TASK: Find each line with the word "alternative" and copy it.

DATA FOR THE TASK:
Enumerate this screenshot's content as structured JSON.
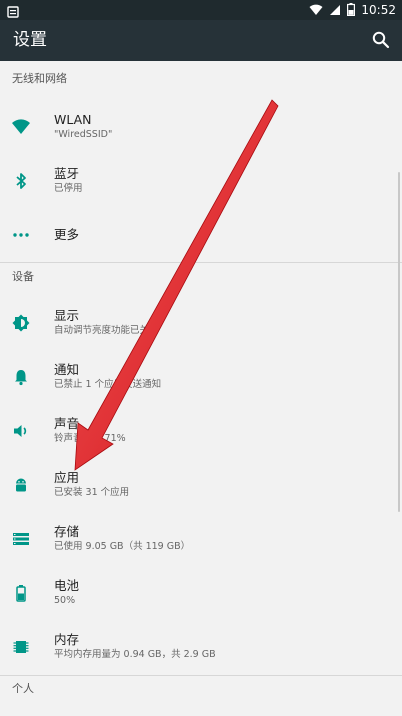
{
  "status_bar": {
    "time": "10:52"
  },
  "app_bar": {
    "title": "设置"
  },
  "sections": {
    "wireless": "无线和网络",
    "device": "设备",
    "personal": "个人"
  },
  "items": {
    "wlan": {
      "title": "WLAN",
      "summary": "\"WiredSSID\""
    },
    "bluetooth": {
      "title": "蓝牙",
      "summary": "已停用"
    },
    "more": {
      "title": "更多"
    },
    "display": {
      "title": "显示",
      "summary": "自动调节亮度功能已关闭"
    },
    "notifications": {
      "title": "通知",
      "summary": "已禁止 1 个应用发送通知"
    },
    "sound": {
      "title": "声音",
      "summary": "铃声音量为 71%"
    },
    "apps": {
      "title": "应用",
      "summary": "已安装 31 个应用"
    },
    "storage": {
      "title": "存储",
      "summary": "已使用 9.05 GB（共 119 GB）"
    },
    "battery": {
      "title": "电池",
      "summary": "50%"
    },
    "memory": {
      "title": "内存",
      "summary": "平均内存用量为 0.94 GB，共 2.9 GB"
    }
  },
  "colors": {
    "accent": "#009688",
    "app_bar": "#263238",
    "status_bar": "#1f2a2e",
    "annotation_arrow": "#e3161b"
  },
  "icons": {
    "status_left": "notification-icon",
    "wifi": "wifi-icon",
    "bluetooth": "bluetooth-icon",
    "more": "more-dots-icon",
    "display": "brightness-icon",
    "notifications": "bell-icon",
    "sound": "volume-icon",
    "apps": "android-icon",
    "storage": "storage-icon",
    "battery": "battery-icon",
    "memory": "memory-icon",
    "search": "search-icon"
  }
}
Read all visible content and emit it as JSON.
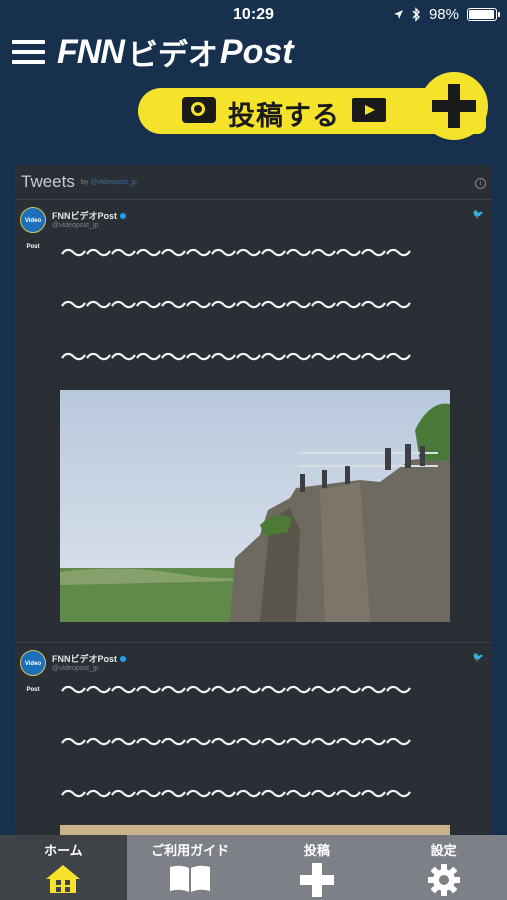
{
  "status_bar": {
    "time": "10:29",
    "battery": "98%",
    "battery_level": 0.98
  },
  "app": {
    "logo_prefix": "FNN",
    "logo_middle": "ビデオ",
    "logo_suffix": "Post"
  },
  "post_banner": {
    "label": "投稿する"
  },
  "widget": {
    "title": "Tweets",
    "by_prefix": "by",
    "by_handle": "@videopost_jp"
  },
  "tweets": [
    {
      "name": "FNNビデオPost",
      "handle": "@videopost_jp",
      "avatar_text": "Video Post",
      "lines": [
        "〜〜〜〜〜〜〜〜〜〜〜〜〜〜",
        "〜〜〜〜〜〜〜〜〜〜〜〜〜〜",
        "〜〜〜〜〜〜〜〜〜〜〜〜〜〜"
      ]
    },
    {
      "name": "FNNビデオPost",
      "handle": "@videopost_jp",
      "avatar_text": "Video Post",
      "lines": [
        "〜〜〜〜〜〜〜〜〜〜〜〜〜〜",
        "〜〜〜〜〜〜〜〜〜〜〜〜〜〜",
        "〜〜〜〜〜〜〜〜〜〜〜〜〜〜"
      ]
    }
  ],
  "tabs": [
    {
      "label": "ホーム",
      "icon": "home-icon",
      "active": true
    },
    {
      "label": "ご利用ガイド",
      "icon": "book-icon",
      "active": false
    },
    {
      "label": "投稿",
      "icon": "plus-icon",
      "active": false
    },
    {
      "label": "設定",
      "icon": "gear-icon",
      "active": false
    }
  ],
  "colors": {
    "background": "#16304d",
    "accent": "#f4e22b",
    "widget_bg": "#2a2f35",
    "tabbar": "#7d8187",
    "tab_active": "#3f4348"
  }
}
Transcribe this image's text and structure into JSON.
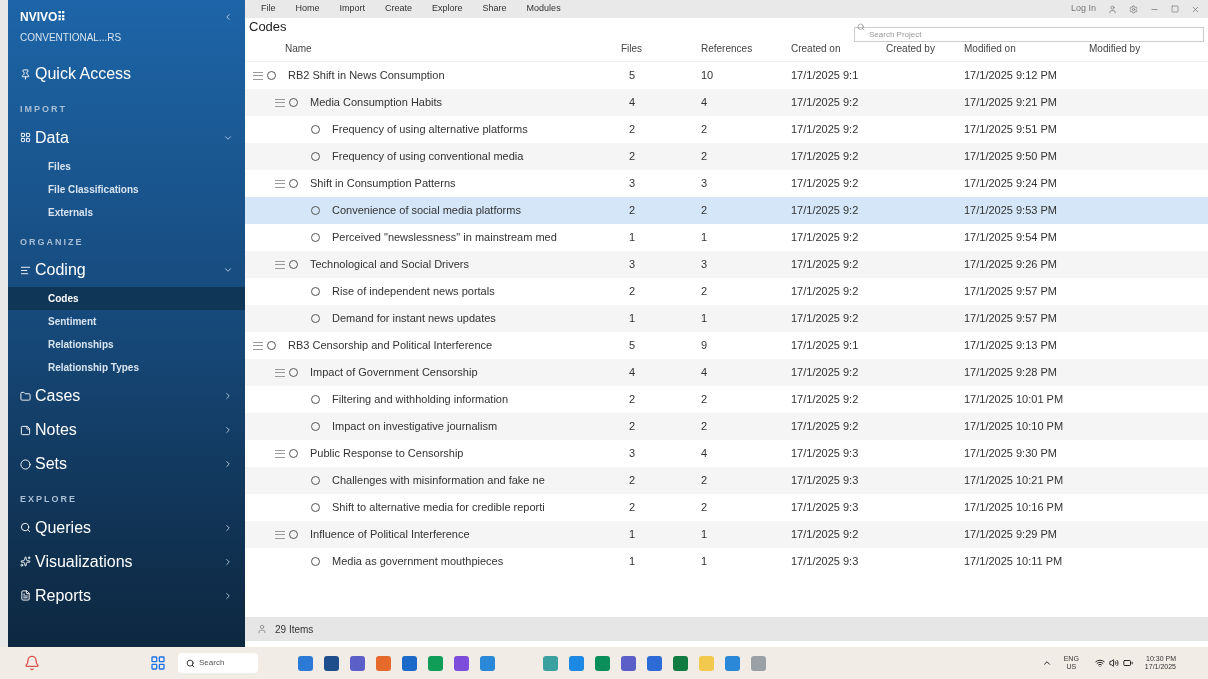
{
  "app": {
    "logo": "NVIVO",
    "glyph": "⠿",
    "project": "CONVENTIONAL...RS"
  },
  "sidebar": [
    {
      "kind": "group",
      "label": "Quick Access"
    },
    {
      "kind": "section",
      "label": "IMPORT"
    },
    {
      "kind": "group",
      "label": "Data",
      "expanded": true
    },
    {
      "kind": "sub",
      "label": "Files",
      "selected": false
    },
    {
      "kind": "sub",
      "label": "File Classifications",
      "selected": false
    },
    {
      "kind": "sub",
      "label": "Externals",
      "selected": false
    },
    {
      "kind": "section",
      "label": "ORGANIZE"
    },
    {
      "kind": "group",
      "label": "Coding",
      "expanded": true
    },
    {
      "kind": "sub",
      "label": "Codes",
      "selected": true
    },
    {
      "kind": "sub",
      "label": "Sentiment",
      "selected": false
    },
    {
      "kind": "sub",
      "label": "Relationships",
      "selected": false
    },
    {
      "kind": "sub",
      "label": "Relationship Types",
      "selected": false
    },
    {
      "kind": "group",
      "label": "Cases",
      "expanded": false
    },
    {
      "kind": "group",
      "label": "Notes",
      "expanded": false
    },
    {
      "kind": "group",
      "label": "Sets",
      "expanded": false
    },
    {
      "kind": "section",
      "label": "EXPLORE"
    },
    {
      "kind": "group",
      "label": "Queries",
      "expanded": false
    },
    {
      "kind": "group",
      "label": "Visualizations",
      "expanded": false
    },
    {
      "kind": "group",
      "label": "Reports",
      "expanded": false
    }
  ],
  "menu": [
    "File",
    "Home",
    "Import",
    "Create",
    "Explore",
    "Share",
    "Modules"
  ],
  "login": "Log In",
  "view_title": "Codes",
  "search": {
    "placeholder": "Search Project"
  },
  "columns": [
    "Name",
    "Files",
    "References",
    "Created on",
    "Created by",
    "Modified on",
    "Modified by"
  ],
  "rows": [
    {
      "name": "RB2 Shift in News Consumption",
      "files": "5",
      "refs": "10",
      "created": "17/1/2025 9:1",
      "modified": "17/1/2025 9:12 PM",
      "selected": false,
      "expanded": true,
      "children": [
        {
          "name": "Media Consumption Habits",
          "files": "4",
          "refs": "4",
          "created": "17/1/2025 9:2",
          "modified": "17/1/2025 9:21 PM",
          "selected": false,
          "expanded": true,
          "children": [
            {
              "name": "Frequency of using alternative platforms",
              "files": "2",
              "refs": "2",
              "created": "17/1/2025 9:2",
              "modified": "17/1/2025 9:51 PM",
              "selected": false
            },
            {
              "name": "Frequency of using conventional media",
              "files": "2",
              "refs": "2",
              "created": "17/1/2025 9:2",
              "modified": "17/1/2025 9:50 PM",
              "selected": false
            }
          ]
        },
        {
          "name": "Shift in Consumption Patterns",
          "files": "3",
          "refs": "3",
          "created": "17/1/2025 9:2",
          "modified": "17/1/2025 9:24 PM",
          "selected": false,
          "expanded": true,
          "children": [
            {
              "name": "Convenience of social media platforms",
              "files": "2",
              "refs": "2",
              "created": "17/1/2025 9:2",
              "modified": "17/1/2025 9:53 PM",
              "selected": true
            },
            {
              "name": "Perceived \"newslessness\" in mainstream med",
              "files": "1",
              "refs": "1",
              "created": "17/1/2025 9:2",
              "modified": "17/1/2025 9:54 PM",
              "selected": false
            }
          ]
        },
        {
          "name": "Technological and Social Drivers",
          "files": "3",
          "refs": "3",
          "created": "17/1/2025 9:2",
          "modified": "17/1/2025 9:26 PM",
          "selected": false,
          "expanded": true,
          "children": [
            {
              "name": "Rise of independent news portals",
              "files": "2",
              "refs": "2",
              "created": "17/1/2025 9:2",
              "modified": "17/1/2025 9:57 PM",
              "selected": false
            },
            {
              "name": "Demand for instant news updates",
              "files": "1",
              "refs": "1",
              "created": "17/1/2025 9:2",
              "modified": "17/1/2025 9:57 PM",
              "selected": false
            }
          ]
        }
      ]
    },
    {
      "name": "RB3 Censorship and Political Interference",
      "files": "5",
      "refs": "9",
      "created": "17/1/2025 9:1",
      "modified": "17/1/2025 9:13 PM",
      "selected": false,
      "expanded": true,
      "children": [
        {
          "name": "Impact of Government Censorship",
          "files": "4",
          "refs": "4",
          "created": "17/1/2025 9:2",
          "modified": "17/1/2025 9:28 PM",
          "selected": false,
          "expanded": true,
          "children": [
            {
              "name": "Filtering and withholding information",
              "files": "2",
              "refs": "2",
              "created": "17/1/2025 9:2",
              "modified": "17/1/2025 10:01 PM",
              "selected": false
            },
            {
              "name": "Impact on investigative journalism",
              "files": "2",
              "refs": "2",
              "created": "17/1/2025 9:2",
              "modified": "17/1/2025 10:10 PM",
              "selected": false
            }
          ]
        },
        {
          "name": "Public Response to Censorship",
          "files": "3",
          "refs": "4",
          "created": "17/1/2025 9:3",
          "modified": "17/1/2025 9:30 PM",
          "selected": false,
          "expanded": true,
          "children": [
            {
              "name": "Challenges with misinformation and fake ne",
              "files": "2",
              "refs": "2",
              "created": "17/1/2025 9:3",
              "modified": "17/1/2025 10:21 PM",
              "selected": false
            },
            {
              "name": "Shift to alternative media for credible reporti",
              "files": "2",
              "refs": "2",
              "created": "17/1/2025 9:3",
              "modified": "17/1/2025 10:16 PM",
              "selected": false
            }
          ]
        },
        {
          "name": "Influence of Political Interference",
          "files": "1",
          "refs": "1",
          "created": "17/1/2025 9:2",
          "modified": "17/1/2025 9:29 PM",
          "selected": false,
          "expanded": true,
          "children": [
            {
              "name": "Media as government mouthpieces",
              "files": "1",
              "refs": "1",
              "created": "17/1/2025 9:3",
              "modified": "17/1/2025 10:11 PM",
              "selected": false
            }
          ]
        }
      ]
    }
  ],
  "status": "29 Items",
  "taskbar": {
    "search": "Search",
    "lang": "ENG",
    "region": "US",
    "time": "10:30 PM",
    "date": "17/1/2025"
  }
}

RESULT:
              "name": "Frequency of using alternative platforms",
              "name": "Shift to alternative media for credible reporti",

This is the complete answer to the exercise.